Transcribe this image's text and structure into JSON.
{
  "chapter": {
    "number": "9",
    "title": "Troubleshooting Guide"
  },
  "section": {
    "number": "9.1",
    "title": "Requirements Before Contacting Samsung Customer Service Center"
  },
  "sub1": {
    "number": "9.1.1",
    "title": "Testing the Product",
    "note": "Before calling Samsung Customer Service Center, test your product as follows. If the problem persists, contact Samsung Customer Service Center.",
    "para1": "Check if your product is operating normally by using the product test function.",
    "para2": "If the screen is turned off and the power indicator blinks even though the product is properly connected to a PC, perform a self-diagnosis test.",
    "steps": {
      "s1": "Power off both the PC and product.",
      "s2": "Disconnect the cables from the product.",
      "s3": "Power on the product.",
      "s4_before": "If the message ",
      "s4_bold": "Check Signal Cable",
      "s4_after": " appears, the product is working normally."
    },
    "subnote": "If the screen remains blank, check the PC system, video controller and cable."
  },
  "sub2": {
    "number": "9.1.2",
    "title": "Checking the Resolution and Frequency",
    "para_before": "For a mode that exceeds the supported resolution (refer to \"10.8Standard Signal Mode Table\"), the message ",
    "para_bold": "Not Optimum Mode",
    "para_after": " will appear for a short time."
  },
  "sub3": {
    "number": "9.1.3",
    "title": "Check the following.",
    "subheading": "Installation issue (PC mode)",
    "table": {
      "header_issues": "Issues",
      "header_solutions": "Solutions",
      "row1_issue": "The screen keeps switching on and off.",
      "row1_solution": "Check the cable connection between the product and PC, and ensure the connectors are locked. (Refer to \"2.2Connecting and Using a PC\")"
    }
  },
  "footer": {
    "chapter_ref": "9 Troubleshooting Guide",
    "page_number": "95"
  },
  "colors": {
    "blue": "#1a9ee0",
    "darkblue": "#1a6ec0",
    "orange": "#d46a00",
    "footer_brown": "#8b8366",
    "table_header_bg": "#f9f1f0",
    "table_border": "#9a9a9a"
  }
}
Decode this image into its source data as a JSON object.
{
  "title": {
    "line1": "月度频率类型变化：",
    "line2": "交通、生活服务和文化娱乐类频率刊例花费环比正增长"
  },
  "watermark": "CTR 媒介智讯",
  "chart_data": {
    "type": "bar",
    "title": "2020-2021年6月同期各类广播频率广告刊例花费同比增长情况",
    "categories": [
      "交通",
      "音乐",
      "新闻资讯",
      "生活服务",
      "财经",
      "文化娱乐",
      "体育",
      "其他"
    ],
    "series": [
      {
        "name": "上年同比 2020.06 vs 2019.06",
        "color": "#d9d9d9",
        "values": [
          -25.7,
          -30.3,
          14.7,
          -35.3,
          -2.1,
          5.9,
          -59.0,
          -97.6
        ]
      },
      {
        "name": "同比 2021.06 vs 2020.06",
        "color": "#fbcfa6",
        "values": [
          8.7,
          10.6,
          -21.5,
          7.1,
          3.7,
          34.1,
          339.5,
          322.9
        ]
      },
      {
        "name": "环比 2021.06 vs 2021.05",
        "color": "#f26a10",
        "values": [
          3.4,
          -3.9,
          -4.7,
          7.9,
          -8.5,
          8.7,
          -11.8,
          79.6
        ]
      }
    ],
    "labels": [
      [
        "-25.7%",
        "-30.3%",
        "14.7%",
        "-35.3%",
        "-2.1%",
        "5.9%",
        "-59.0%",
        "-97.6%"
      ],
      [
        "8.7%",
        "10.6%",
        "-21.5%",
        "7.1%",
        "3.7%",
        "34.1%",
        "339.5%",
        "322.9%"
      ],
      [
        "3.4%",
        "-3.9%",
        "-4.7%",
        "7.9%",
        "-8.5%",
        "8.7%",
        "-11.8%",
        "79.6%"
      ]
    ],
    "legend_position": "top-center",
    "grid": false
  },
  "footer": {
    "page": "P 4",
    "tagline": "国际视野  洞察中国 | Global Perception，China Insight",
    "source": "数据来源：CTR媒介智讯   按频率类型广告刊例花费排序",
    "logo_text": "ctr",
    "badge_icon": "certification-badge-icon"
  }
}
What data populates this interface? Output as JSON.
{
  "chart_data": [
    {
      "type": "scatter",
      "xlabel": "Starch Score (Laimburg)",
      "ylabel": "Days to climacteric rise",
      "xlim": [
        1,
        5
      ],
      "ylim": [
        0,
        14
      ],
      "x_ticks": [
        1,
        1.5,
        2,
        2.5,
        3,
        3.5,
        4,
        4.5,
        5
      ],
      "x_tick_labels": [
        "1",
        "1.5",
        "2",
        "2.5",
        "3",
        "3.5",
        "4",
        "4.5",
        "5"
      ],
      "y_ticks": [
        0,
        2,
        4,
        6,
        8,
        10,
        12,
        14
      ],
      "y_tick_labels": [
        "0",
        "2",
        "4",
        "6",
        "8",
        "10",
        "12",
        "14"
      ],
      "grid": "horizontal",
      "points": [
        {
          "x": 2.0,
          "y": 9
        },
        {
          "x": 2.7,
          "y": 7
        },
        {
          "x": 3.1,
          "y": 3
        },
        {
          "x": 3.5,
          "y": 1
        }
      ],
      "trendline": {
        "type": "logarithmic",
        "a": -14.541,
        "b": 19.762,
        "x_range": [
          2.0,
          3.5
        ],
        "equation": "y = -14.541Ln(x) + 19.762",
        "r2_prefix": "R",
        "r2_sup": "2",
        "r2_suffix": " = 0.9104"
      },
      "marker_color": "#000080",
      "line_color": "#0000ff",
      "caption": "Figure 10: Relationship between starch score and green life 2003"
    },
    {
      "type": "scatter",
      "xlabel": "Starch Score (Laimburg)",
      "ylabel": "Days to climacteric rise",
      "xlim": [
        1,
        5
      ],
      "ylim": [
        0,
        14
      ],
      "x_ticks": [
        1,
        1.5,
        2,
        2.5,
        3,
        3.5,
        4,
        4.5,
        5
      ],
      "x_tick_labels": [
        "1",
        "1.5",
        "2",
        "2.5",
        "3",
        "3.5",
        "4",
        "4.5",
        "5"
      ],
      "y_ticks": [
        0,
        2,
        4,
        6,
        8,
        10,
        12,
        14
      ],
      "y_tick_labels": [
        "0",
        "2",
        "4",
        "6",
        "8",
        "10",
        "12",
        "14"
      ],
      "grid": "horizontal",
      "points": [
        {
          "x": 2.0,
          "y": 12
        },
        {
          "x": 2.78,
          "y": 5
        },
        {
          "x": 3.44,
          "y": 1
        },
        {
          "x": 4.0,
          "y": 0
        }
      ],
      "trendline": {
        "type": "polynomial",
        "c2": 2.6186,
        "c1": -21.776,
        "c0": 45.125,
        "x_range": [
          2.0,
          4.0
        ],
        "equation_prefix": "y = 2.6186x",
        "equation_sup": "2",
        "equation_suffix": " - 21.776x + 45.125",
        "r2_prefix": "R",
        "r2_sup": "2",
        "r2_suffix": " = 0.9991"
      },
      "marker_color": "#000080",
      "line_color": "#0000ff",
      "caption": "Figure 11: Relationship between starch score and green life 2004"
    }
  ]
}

==================================================

Given problem.
The records above need to be transcribed in full. Keep every character unchanged.

Response.
Transcribe this image's text and structure into JSON.
{
  "chapter": {
    "number": "9",
    "title": "Troubleshooting Guide"
  },
  "section": {
    "number": "9.1",
    "title": "Requirements Before Contacting Samsung Customer Service Center"
  },
  "sub1": {
    "number": "9.1.1",
    "title": "Testing the Product",
    "note": "Before calling Samsung Customer Service Center, test your product as follows. If the problem persists, contact Samsung Customer Service Center.",
    "para1": "Check if your product is operating normally by using the product test function.",
    "para2": "If the screen is turned off and the power indicator blinks even though the product is properly connected to a PC, perform a self-diagnosis test.",
    "steps": {
      "s1": "Power off both the PC and product.",
      "s2": "Disconnect the cables from the product.",
      "s3": "Power on the product.",
      "s4_before": "If the message ",
      "s4_bold": "Check Signal Cable",
      "s4_after": " appears, the product is working normally."
    },
    "subnote": "If the screen remains blank, check the PC system, video controller and cable."
  },
  "sub2": {
    "number": "9.1.2",
    "title": "Checking the Resolution and Frequency",
    "para_before": "For a mode that exceeds the supported resolution (refer to \"10.8Standard Signal Mode Table\"), the message ",
    "para_bold": "Not Optimum Mode",
    "para_after": " will appear for a short time."
  },
  "sub3": {
    "number": "9.1.3",
    "title": "Check the following.",
    "subheading": "Installation issue (PC mode)",
    "table": {
      "header_issues": "Issues",
      "header_solutions": "Solutions",
      "row1_issue": "The screen keeps switching on and off.",
      "row1_solution": "Check the cable connection between the product and PC, and ensure the connectors are locked. (Refer to \"2.2Connecting and Using a PC\")"
    }
  },
  "footer": {
    "chapter_ref": "9 Troubleshooting Guide",
    "page_number": "95"
  },
  "colors": {
    "blue": "#1a9ee0",
    "darkblue": "#1a6ec0",
    "orange": "#d46a00",
    "footer_brown": "#8b8366",
    "table_header_bg": "#f9f1f0",
    "table_border": "#9a9a9a"
  }
}
Decode this image into its source data as a JSON object.
{
  "title": {
    "line1": "月度频率类型变化：",
    "line2": "交通、生活服务和文化娱乐类频率刊例花费环比正增长"
  },
  "watermark": "CTR 媒介智讯",
  "chart_data": {
    "type": "bar",
    "title": "2020-2021年6月同期各类广播频率广告刊例花费同比增长情况",
    "categories": [
      "交通",
      "音乐",
      "新闻资讯",
      "生活服务",
      "财经",
      "文化娱乐",
      "体育",
      "其他"
    ],
    "series": [
      {
        "name": "上年同比 2020.06 vs 2019.06",
        "color": "#d9d9d9",
        "values": [
          -25.7,
          -30.3,
          14.7,
          -35.3,
          -2.1,
          5.9,
          -59.0,
          -97.6
        ]
      },
      {
        "name": "同比 2021.06 vs 2020.06",
        "color": "#fbcfa6",
        "values": [
          8.7,
          10.6,
          -21.5,
          7.1,
          3.7,
          34.1,
          339.5,
          322.9
        ]
      },
      {
        "name": "环比 2021.06 vs 2021.05",
        "color": "#f26a10",
        "values": [
          3.4,
          -3.9,
          -4.7,
          7.9,
          -8.5,
          8.7,
          -11.8,
          79.6
        ]
      }
    ],
    "labels": [
      [
        "-25.7%",
        "-30.3%",
        "14.7%",
        "-35.3%",
        "-2.1%",
        "5.9%",
        "-59.0%",
        "-97.6%"
      ],
      [
        "8.7%",
        "10.6%",
        "-21.5%",
        "7.1%",
        "3.7%",
        "34.1%",
        "339.5%",
        "322.9%"
      ],
      [
        "3.4%",
        "-3.9%",
        "-4.7%",
        "7.9%",
        "-8.5%",
        "8.7%",
        "-11.8%",
        "79.6%"
      ]
    ],
    "legend_position": "top-center",
    "grid": false
  },
  "footer": {
    "page": "P 4",
    "tagline": "国际视野  洞察中国 | Global Perception，China Insight",
    "source": "数据来源：CTR媒介智讯   按频率类型广告刊例花费排序",
    "logo_text": "ctr",
    "badge_icon": "certification-badge-icon"
  }
}
What data populates this interface? Output as JSON.
{
  "chart_data": [
    {
      "type": "scatter",
      "xlabel": "Starch Score (Laimburg)",
      "ylabel": "Days to climacteric rise",
      "xlim": [
        1,
        5
      ],
      "ylim": [
        0,
        14
      ],
      "x_ticks": [
        1,
        1.5,
        2,
        2.5,
        3,
        3.5,
        4,
        4.5,
        5
      ],
      "x_tick_labels": [
        "1",
        "1.5",
        "2",
        "2.5",
        "3",
        "3.5",
        "4",
        "4.5",
        "5"
      ],
      "y_ticks": [
        0,
        2,
        4,
        6,
        8,
        10,
        12,
        14
      ],
      "y_tick_labels": [
        "0",
        "2",
        "4",
        "6",
        "8",
        "10",
        "12",
        "14"
      ],
      "grid": "horizontal",
      "points": [
        {
          "x": 2.0,
          "y": 9
        },
        {
          "x": 2.7,
          "y": 7
        },
        {
          "x": 3.1,
          "y": 3
        },
        {
          "x": 3.5,
          "y": 1
        }
      ],
      "trendline": {
        "type": "logarithmic",
        "a": -14.541,
        "b": 19.762,
        "x_range": [
          2.0,
          3.5
        ],
        "equation": "y = -14.541Ln(x) + 19.762",
        "r2_prefix": "R",
        "r2_sup": "2",
        "r2_suffix": " = 0.9104"
      },
      "marker_color": "#000080",
      "line_color": "#0000ff",
      "caption": "Figure 10: Relationship between starch score and green life 2003"
    },
    {
      "type": "scatter",
      "xlabel": "Starch Score (Laimburg)",
      "ylabel": "Days to climacteric rise",
      "xlim": [
        1,
        5
      ],
      "ylim": [
        0,
        14
      ],
      "x_ticks": [
        1,
        1.5,
        2,
        2.5,
        3,
        3.5,
        4,
        4.5,
        5
      ],
      "x_tick_labels": [
        "1",
        "1.5",
        "2",
        "2.5",
        "3",
        "3.5",
        "4",
        "4.5",
        "5"
      ],
      "y_ticks": [
        0,
        2,
        4,
        6,
        8,
        10,
        12,
        14
      ],
      "y_tick_labels": [
        "0",
        "2",
        "4",
        "6",
        "8",
        "10",
        "12",
        "14"
      ],
      "grid": "horizontal",
      "points": [
        {
          "x": 2.0,
          "y": 12
        },
        {
          "x": 2.78,
          "y": 5
        },
        {
          "x": 3.44,
          "y": 1
        },
        {
          "x": 4.0,
          "y": 0
        }
      ],
      "trendline": {
        "type": "polynomial",
        "c2": 2.6186,
        "c1": -21.776,
        "c0": 45.125,
        "x_range": [
          2.0,
          4.0
        ],
        "equation_prefix": "y = 2.6186x",
        "equation_sup": "2",
        "equation_suffix": " - 21.776x + 45.125",
        "r2_prefix": "R",
        "r2_sup": "2",
        "r2_suffix": " = 0.9991"
      },
      "marker_color": "#000080",
      "line_color": "#0000ff",
      "caption": "Figure 11: Relationship between starch score and green life 2004"
    }
  ]
}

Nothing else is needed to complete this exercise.